# Start of Supplied data

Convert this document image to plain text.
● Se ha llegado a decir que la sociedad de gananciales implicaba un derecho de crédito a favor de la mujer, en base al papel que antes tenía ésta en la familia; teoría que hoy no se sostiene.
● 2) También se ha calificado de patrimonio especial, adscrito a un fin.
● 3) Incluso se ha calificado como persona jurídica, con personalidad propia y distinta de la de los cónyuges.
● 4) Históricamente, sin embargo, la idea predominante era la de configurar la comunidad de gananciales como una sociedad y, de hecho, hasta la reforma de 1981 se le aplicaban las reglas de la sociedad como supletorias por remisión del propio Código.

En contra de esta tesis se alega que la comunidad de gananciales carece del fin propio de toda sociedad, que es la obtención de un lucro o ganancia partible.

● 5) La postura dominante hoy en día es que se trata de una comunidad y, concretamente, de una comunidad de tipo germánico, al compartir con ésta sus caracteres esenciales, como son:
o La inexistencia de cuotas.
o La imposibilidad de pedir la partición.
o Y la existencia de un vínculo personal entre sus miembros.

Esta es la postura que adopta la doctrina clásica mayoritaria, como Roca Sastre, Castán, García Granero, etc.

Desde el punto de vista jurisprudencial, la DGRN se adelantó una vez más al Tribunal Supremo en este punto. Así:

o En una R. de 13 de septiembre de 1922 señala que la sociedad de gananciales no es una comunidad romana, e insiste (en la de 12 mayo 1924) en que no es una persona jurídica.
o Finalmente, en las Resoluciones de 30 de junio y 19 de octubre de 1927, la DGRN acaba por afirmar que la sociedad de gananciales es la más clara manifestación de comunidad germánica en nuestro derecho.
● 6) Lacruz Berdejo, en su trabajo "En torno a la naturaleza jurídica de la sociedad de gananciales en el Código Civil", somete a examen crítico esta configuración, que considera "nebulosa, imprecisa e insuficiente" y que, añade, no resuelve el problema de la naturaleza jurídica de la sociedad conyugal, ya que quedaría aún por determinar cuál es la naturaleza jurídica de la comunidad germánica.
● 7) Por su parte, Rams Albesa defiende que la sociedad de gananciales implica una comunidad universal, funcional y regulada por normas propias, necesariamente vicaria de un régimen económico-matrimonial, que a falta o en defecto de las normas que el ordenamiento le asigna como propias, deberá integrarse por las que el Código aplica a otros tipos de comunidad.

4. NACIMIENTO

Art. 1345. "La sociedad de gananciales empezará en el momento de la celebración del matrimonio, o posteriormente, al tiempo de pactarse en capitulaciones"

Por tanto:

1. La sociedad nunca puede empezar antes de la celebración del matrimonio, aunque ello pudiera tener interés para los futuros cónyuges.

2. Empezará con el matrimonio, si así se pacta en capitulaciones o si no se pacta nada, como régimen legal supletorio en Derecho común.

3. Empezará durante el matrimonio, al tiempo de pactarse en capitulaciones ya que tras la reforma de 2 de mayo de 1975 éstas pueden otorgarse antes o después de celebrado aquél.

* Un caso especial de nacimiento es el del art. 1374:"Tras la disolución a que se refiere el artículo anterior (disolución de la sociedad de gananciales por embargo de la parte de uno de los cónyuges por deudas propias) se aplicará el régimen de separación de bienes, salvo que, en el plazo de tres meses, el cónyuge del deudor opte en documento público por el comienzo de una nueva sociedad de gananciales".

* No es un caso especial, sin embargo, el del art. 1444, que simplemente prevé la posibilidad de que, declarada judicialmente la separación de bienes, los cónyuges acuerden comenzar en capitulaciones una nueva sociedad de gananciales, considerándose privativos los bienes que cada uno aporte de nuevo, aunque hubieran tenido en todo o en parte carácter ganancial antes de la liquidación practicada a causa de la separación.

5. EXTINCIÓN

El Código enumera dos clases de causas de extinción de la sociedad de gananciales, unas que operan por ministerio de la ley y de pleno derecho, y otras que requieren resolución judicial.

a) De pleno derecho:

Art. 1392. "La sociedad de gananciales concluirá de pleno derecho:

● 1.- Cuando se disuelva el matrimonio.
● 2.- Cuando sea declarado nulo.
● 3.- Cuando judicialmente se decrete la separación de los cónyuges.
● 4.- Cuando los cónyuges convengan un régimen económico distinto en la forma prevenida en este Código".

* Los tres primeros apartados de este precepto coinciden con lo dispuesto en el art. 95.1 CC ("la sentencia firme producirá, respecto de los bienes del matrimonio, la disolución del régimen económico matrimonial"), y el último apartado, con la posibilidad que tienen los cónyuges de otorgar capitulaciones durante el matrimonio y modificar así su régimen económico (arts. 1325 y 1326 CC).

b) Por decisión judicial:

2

# End of Supplied data

• _Short task_
Extract every line above exactly as it stands.

• _Answer to the task_
Convert this document image to plain text.
● Se ha llegado a decir que la sociedad de gananciales implicaba un derecho de crédito a favor de la mujer, en base al papel que antes tenía ésta en la familia; teoría que hoy no se sostiene.
● 2) También se ha calificado de patrimonio especial, adscrito a un fin.
● 3) Incluso se ha calificado como persona jurídica, con personalidad propia y distinta de la de los cónyuges.
● 4) Históricamente, sin embargo, la idea predominante era la de configurar la comunidad de gananciales como una sociedad y, de hecho, hasta la reforma de 1981 se le aplicaban las reglas de la sociedad como supletorias por remisión del propio Código.

En contra de esta tesis se alega que la comunidad de gananciales carece del fin propio de toda sociedad, que es la obtención de un lucro o ganancia partible.

● 5) La postura dominante hoy en día es que se trata de una comunidad y, concretamente, de una comunidad de tipo germánico, al compartir con ésta sus caracteres esenciales, como son:
o La inexistencia de cuotas.
o La imposibilidad de pedir la partición.
o Y la existencia de un vínculo personal entre sus miembros.

Esta es la postura que adopta la doctrina clásica mayoritaria, como Roca Sastre, Castán, García Granero, etc.

Desde el punto de vista jurisprudencial, la DGRN se adelantó una vez más al Tribunal Supremo en este punto. Así:

o En una R. de 13 de septiembre de 1922 señala que la sociedad de gananciales no es una comunidad romana, e insiste (en la de 12 mayo 1924) en que no es una persona jurídica.
o Finalmente, en las Resoluciones de 30 de junio y 19 de octubre de 1927, la DGRN acaba por afirmar que la sociedad de gananciales es la más clara manifestación de comunidad germánica en nuestro derecho.
● 6) Lacruz Berdejo, en su trabajo "En torno a la naturaleza jurídica de la sociedad de gananciales en el Código Civil", somete a examen crítico esta configuración, que considera "nebulosa, imprecisa e insuficiente" y que, añade, no resuelve el problema de la naturaleza jurídica de la sociedad conyugal, ya que quedaría aún por determinar cuál es la naturaleza jurídica de la comunidad germánica.
● 7) Por su parte, Rams Albesa defiende que la sociedad de gananciales implica una comunidad universal, funcional y regulada por normas propias, necesariamente vicaria de un régimen económico-matrimonial, que a falta o en defecto de las normas que el ordenamiento le asigna como propias, deberá integrarse por las que el Código aplica a otros tipos de comunidad.

4. NACIMIENTO

Art. 1345. "La sociedad de gananciales empezará en el momento de la celebración del matrimonio, o posteriormente, al tiempo de pactarse en capitulaciones"

Por tanto:

1. La sociedad nunca puede empezar antes de la celebración del matrimonio, aunque ello pudiera tener interés para los futuros cónyuges.

2. Empezará con el matrimonio, si así se pacta en capitulaciones o si no se pacta nada, como régimen legal supletorio en Derecho común.

3. Empezará durante el matrimonio, al tiempo de pactarse en capitulaciones ya que tras la reforma de 2 de mayo de 1975 éstas pueden otorgarse antes o después de celebrado aquél.

* Un caso especial de nacimiento es el del art. 1374:"Tras la disolución a que se refiere el artículo anterior (disolución de la sociedad de gananciales por embargo de la parte de uno de los cónyuges por deudas propias) se aplicará el régimen de separación de bienes, salvo que, en el plazo de tres meses, el cónyuge del deudor opte en documento público por el comienzo de una nueva sociedad de gananciales".

* No es un caso especial, sin embargo, el del art. 1444, que simplemente prevé la posibilidad de que, declarada judicialmente la separación de bienes, los cónyuges acuerden comenzar en capitulaciones una nueva sociedad de gananciales, considerándose privativos los bienes que cada uno aporte de nuevo, aunque hubieran tenido en todo o en parte carácter ganancial antes de la liquidación practicada a causa de la separación.

5. EXTINCIÓN

El Código enumera dos clases de causas de extinción de la sociedad de gananciales, unas que operan por ministerio de la ley y de pleno derecho, y otras que requieren resolución judicial.

a) De pleno derecho:

Art. 1392. "La sociedad de gananciales concluirá de pleno derecho:

● 1.- Cuando se disuelva el matrimonio.
● 2.- Cuando sea declarado nulo.
● 3.- Cuando judicialmente se decrete la separación de los cónyuges.
● 4.- Cuando los cónyuges convengan un régimen económico distinto en la forma prevenida en este Código".

* Los tres primeros apartados de este precepto coinciden con lo dispuesto en el art. 95.1 CC ("la sentencia firme producirá, respecto de los bienes del matrimonio, la disolución del régimen económico matrimonial"), y el último apartado, con la posibilidad que tienen los cónyuges de otorgar capitulaciones durante el matrimonio y modificar así su régimen económico (arts. 1325 y 1326 CC).

b) Por decisión judicial:

2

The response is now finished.